DIRECTIONS:
Write out the records again, exactly, leaving none out.

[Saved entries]
=-=-=-=-=
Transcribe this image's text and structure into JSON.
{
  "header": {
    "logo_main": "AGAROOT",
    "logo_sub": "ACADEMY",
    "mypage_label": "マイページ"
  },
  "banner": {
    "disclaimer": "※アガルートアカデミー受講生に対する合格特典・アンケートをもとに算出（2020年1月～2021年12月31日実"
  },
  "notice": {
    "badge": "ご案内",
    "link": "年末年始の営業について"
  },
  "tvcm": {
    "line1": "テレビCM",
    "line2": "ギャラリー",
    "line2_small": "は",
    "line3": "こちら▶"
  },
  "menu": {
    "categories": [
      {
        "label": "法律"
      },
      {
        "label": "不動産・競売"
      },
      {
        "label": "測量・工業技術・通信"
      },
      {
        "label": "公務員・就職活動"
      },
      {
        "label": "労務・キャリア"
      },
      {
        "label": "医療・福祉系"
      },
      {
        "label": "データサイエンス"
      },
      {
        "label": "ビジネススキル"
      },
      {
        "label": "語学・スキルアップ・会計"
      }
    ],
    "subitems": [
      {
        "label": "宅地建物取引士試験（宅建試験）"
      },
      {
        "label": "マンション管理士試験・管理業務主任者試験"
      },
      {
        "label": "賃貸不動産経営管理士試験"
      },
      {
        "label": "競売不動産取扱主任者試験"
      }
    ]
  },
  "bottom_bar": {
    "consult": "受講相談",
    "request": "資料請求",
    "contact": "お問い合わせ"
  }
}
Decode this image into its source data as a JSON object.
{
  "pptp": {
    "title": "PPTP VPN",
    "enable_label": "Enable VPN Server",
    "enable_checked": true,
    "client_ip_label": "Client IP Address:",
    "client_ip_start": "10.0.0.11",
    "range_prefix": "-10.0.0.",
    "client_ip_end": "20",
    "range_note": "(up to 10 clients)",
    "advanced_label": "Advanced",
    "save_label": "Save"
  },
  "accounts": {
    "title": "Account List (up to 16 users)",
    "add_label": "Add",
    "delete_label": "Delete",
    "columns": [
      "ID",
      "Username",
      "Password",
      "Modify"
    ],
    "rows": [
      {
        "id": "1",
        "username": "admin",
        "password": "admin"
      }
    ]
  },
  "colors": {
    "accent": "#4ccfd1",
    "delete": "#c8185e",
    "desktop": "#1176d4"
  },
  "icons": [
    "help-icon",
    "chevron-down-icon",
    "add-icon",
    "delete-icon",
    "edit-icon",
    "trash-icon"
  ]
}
=-=-=-=-=
RESULT FOR THIS TASK:
Transcribe this image's text and structure into JSON.
{
  "header": {
    "logo_main": "AGAROOT",
    "logo_sub": "ACADEMY",
    "mypage_label": "マイページ"
  },
  "banner": {
    "disclaimer": "※アガルートアカデミー受講生に対する合格特典・アンケートをもとに算出（2020年1月～2021年12月31日実"
  },
  "notice": {
    "badge": "ご案内",
    "link": "年末年始の営業について"
  },
  "tvcm": {
    "line1": "テレビCM",
    "line2": "ギャラリー",
    "line2_small": "は",
    "line3": "こちら▶"
  },
  "menu": {
    "categories": [
      {
        "label": "法律"
      },
      {
        "label": "不動産・競売"
      },
      {
        "label": "測量・工業技術・通信"
      },
      {
        "label": "公務員・就職活動"
      },
      {
        "label": "労務・キャリア"
      },
      {
        "label": "医療・福祉系"
      },
      {
        "label": "データサイエンス"
      },
      {
        "label": "ビジネススキル"
      },
      {
        "label": "語学・スキルアップ・会計"
      }
    ],
    "subitems": [
      {
        "label": "宅地建物取引士試験（宅建試験）"
      },
      {
        "label": "マンション管理士試験・管理業務主任者試験"
      },
      {
        "label": "賃貸不動産経営管理士試験"
      },
      {
        "label": "競売不動産取扱主任者試験"
      }
    ]
  },
  "bottom_bar": {
    "consult": "受講相談",
    "request": "資料請求",
    "contact": "お問い合わせ"
  }
}
Decode this image into its source data as a JSON object.
{
  "pptp": {
    "title": "PPTP VPN",
    "enable_label": "Enable VPN Server",
    "enable_checked": true,
    "client_ip_label": "Client IP Address:",
    "client_ip_start": "10.0.0.11",
    "range_prefix": "-10.0.0.",
    "client_ip_end": "20",
    "range_note": "(up to 10 clients)",
    "advanced_label": "Advanced",
    "save_label": "Save"
  },
  "accounts": {
    "title": "Account List (up to 16 users)",
    "add_label": "Add",
    "delete_label": "Delete",
    "columns": [
      "ID",
      "Username",
      "Password",
      "Modify"
    ],
    "rows": [
      {
        "id": "1",
        "username": "admin",
        "password": "admin"
      }
    ]
  },
  "colors": {
    "accent": "#4ccfd1",
    "delete": "#c8185e",
    "desktop": "#1176d4"
  },
  "icons": [
    "help-icon",
    "chevron-down-icon",
    "add-icon",
    "delete-icon",
    "edit-icon",
    "trash-icon"
  ]
}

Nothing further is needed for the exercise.